▶ _Written problem_
Please continue the forum thread below about ordering from the cubefans.com store, picking up from the point where it stops.

[Passage start]

# www.cubefans.com



## Crzyazn (May 12, 2008)

FIREFOX WORKS NOW!!!


----------



## n00bcubix (May 12, 2008)

I ordered and my cubes are coming !


----------



## Alex DiTuro (May 12, 2008)

cubefans doesn't have any white DIYs though. That's what I was planning on getting(my black DIY is way to old XD).


----------



## joey (May 12, 2008)

Alex DiTuro said:


> cubefans doesn't have any white DIYs though. That's what I was planning on getting(my black DIY is way to old XD).



Yes it does. I just ordered some.


----------



## davegocube (May 12, 2008)

They have them, you have to go to the old site (cube4you.com); they don't have their entire inventory on the new site yet.


----------



## Crzyazn (May 12, 2008)

YAY no purchase limits on the Type Ds......*goes crazy*

but personally I think this site is catered more towards english speakers, as i have noticed improved grammar and user interface.


----------



## pete (May 22, 2008)

hi guys,

anyone of you who ordered from Cubefans can you please fill me in on the process ?

when I made my order then after checkout page where i was supposed to get the order number, it just reads "Your Order Number is :"
but no order number was given.

it also reads "You can view your order history.... on View All Orders",
now when i log on to my account there is no order history no record of my order whatsoever.
the payment was successfully processed by Paypal but no confirmation from Cubefans and no reply to my emails.

i'm just concerned since this was a large order over $300 (we are doing some competition for the kids)

cheers


----------



## andrewvo1324 (May 22, 2008)

[Passage end]
[Listed entries start]

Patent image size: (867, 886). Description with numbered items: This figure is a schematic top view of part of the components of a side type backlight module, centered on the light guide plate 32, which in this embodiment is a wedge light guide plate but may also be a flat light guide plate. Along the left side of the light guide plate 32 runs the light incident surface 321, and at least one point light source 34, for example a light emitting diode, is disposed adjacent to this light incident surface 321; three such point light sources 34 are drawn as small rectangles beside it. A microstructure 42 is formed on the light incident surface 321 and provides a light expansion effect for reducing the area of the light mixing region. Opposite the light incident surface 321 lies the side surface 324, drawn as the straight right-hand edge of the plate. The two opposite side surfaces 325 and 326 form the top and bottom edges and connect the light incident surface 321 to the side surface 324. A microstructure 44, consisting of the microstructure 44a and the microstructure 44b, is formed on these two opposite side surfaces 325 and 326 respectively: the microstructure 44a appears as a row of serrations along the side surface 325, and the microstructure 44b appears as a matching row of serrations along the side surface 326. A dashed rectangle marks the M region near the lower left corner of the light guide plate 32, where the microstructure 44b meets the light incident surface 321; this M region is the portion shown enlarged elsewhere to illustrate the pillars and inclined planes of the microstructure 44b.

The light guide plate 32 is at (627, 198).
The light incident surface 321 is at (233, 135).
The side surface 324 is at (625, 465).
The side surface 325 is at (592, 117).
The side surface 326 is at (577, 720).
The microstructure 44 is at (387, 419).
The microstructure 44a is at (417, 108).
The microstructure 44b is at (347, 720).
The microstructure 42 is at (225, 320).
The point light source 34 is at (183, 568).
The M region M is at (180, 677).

[Listed entries end]
[Listed entries start]

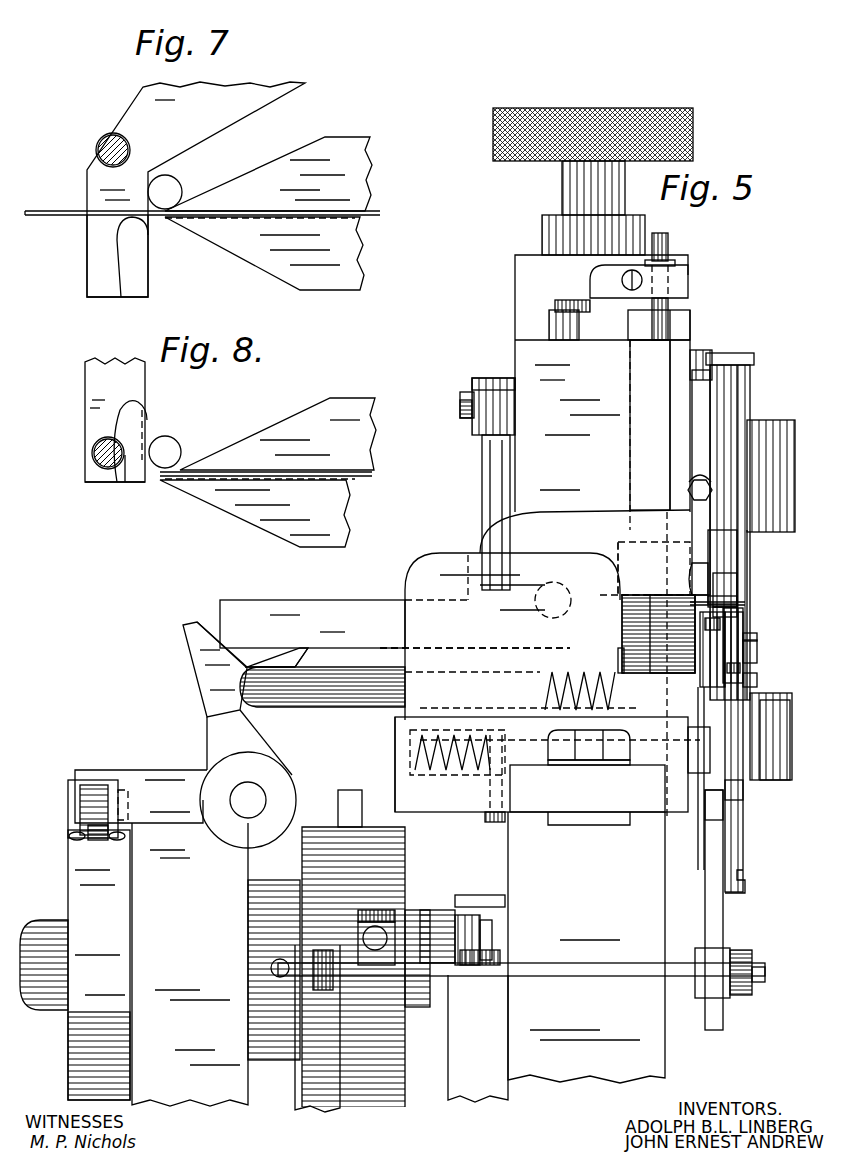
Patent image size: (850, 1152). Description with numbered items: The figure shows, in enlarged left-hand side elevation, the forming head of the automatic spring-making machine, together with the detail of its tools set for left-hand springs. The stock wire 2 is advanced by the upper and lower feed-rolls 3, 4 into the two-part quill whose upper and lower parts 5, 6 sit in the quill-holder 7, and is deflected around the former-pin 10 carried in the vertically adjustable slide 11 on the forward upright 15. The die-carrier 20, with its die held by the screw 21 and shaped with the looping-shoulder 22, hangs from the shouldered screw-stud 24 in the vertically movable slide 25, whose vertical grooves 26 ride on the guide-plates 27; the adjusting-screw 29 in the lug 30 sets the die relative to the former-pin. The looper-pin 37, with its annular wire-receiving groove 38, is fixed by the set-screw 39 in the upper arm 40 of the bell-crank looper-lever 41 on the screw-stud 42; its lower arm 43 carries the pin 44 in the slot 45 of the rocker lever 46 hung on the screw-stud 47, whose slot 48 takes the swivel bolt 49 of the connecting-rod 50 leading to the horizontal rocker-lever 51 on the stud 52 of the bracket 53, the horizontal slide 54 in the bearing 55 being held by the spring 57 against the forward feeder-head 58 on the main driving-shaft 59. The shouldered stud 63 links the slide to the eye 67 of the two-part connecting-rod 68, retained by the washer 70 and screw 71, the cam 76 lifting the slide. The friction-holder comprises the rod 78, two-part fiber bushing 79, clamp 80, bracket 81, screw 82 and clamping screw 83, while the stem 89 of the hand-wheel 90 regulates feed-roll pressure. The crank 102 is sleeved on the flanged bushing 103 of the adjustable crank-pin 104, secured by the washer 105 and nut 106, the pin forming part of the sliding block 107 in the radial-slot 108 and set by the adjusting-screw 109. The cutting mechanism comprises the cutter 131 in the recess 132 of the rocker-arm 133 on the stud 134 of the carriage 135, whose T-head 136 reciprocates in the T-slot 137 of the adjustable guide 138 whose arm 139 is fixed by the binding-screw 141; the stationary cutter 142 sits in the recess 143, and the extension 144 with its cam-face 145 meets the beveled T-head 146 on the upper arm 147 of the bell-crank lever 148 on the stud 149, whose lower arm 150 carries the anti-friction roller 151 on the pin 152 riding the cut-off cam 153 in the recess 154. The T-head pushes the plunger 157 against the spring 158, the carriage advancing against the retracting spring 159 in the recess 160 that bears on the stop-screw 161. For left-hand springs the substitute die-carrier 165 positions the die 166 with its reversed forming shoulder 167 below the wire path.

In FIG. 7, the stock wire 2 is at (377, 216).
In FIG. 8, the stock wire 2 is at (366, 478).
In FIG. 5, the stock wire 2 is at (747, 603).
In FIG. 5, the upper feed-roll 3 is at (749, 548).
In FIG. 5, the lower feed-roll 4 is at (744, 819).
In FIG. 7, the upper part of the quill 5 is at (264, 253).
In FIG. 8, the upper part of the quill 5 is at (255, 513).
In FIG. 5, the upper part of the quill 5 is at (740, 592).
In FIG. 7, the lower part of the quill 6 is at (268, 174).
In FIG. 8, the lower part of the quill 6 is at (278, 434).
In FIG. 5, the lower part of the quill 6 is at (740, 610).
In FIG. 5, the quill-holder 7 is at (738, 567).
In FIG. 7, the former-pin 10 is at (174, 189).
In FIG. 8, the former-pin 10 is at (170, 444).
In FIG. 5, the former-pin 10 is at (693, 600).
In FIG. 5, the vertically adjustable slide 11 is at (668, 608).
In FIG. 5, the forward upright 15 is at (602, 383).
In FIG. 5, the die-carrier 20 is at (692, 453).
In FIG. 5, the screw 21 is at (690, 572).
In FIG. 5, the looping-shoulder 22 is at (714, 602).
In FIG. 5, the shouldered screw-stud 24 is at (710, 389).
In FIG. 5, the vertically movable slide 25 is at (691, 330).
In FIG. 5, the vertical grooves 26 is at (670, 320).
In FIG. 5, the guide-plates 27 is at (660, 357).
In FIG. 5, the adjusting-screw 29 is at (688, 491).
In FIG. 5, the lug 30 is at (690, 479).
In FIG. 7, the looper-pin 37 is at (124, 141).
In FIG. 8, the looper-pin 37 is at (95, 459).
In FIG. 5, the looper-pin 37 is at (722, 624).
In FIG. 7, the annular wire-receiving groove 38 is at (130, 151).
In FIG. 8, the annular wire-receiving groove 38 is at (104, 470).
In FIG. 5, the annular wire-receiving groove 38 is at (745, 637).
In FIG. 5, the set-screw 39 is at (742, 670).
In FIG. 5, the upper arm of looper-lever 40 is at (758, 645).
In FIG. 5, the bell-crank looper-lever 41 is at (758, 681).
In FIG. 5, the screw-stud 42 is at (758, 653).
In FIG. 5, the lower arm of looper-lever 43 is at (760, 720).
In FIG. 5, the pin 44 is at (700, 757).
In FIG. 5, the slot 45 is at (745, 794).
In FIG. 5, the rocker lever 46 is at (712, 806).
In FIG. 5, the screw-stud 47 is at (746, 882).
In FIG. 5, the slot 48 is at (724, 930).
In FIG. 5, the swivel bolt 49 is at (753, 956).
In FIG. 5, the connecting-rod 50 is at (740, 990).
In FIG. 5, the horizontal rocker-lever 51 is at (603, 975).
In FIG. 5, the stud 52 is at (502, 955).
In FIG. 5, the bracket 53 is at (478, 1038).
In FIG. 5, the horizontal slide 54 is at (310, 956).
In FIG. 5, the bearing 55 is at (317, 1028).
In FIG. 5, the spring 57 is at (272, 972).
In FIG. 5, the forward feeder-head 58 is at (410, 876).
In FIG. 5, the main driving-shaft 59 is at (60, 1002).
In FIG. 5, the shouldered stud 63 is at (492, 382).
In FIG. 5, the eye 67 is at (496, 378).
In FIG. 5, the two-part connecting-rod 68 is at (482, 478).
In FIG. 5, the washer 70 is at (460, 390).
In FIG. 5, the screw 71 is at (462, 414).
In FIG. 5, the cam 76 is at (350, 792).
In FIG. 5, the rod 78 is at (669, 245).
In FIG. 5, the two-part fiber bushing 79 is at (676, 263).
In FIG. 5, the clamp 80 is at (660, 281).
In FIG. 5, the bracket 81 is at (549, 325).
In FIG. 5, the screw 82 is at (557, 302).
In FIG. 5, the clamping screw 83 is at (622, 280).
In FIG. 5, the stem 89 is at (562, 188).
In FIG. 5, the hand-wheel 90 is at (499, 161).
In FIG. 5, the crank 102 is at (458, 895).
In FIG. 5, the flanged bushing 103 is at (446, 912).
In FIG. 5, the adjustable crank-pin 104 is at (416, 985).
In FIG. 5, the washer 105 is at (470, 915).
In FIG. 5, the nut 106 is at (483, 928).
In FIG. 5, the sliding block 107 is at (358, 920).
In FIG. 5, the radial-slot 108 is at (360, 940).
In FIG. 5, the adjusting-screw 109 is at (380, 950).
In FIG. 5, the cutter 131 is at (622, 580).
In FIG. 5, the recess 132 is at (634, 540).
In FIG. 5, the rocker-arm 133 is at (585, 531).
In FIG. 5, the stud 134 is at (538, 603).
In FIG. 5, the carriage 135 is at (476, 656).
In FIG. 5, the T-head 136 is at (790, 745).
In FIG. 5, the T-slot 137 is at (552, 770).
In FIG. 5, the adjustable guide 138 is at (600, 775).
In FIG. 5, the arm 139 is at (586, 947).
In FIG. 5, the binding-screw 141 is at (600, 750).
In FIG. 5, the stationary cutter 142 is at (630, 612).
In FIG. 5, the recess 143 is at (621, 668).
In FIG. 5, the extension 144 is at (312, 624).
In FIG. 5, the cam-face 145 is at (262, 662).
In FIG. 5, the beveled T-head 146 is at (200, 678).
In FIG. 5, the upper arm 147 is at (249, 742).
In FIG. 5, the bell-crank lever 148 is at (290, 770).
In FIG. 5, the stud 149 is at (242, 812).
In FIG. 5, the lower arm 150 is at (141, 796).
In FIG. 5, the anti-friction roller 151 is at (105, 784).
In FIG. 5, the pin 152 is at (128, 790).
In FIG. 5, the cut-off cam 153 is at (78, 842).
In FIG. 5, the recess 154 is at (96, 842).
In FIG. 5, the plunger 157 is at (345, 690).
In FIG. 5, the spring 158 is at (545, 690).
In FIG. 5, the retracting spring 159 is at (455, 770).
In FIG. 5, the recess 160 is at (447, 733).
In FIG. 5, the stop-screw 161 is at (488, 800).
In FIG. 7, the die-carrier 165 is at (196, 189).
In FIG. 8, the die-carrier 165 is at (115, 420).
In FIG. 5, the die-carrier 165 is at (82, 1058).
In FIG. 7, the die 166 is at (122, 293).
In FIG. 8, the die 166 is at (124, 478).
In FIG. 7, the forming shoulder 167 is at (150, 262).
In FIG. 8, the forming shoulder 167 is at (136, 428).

[Listed entries end]

▶ _Final result_
pete said:


> hi guys,
> 
> anyone of you who ordered from Cubefans can you please fill me in on the process ?
> 
> ...



Well i never got that for me, after i purchase i was able to see my order in the order history. IF i were you i wouldnt worry as you have history that you bought it on paypal. Make sure your Take pictures of your Confimration on Paypal for any future refences. 

And also i hoped you chose the EMS,UPS shipping as BIG ORDER + slow shipping = bad


----------



## pete (May 22, 2008)

andrewvo1324 said:


> Well i never got that for me, after i purchase i was able to see my order in the order history. IF i were you i wouldnt worry as you have history that you bought it on paypal. Make sure your Take pictures of your Confimration on Paypal for any future refences.
> 
> And also i hoped you chose the EMS,UPS shipping as BIG ORDER + slow shipping = bad




yes, i chose EMS.

the only issue with the Paypal confirmation is that it does not list what I ordered, it simply reads "Order Description: Cubefans's Shop Purchase"

it does bother me however that the order did not get registered at Cubefans records/system.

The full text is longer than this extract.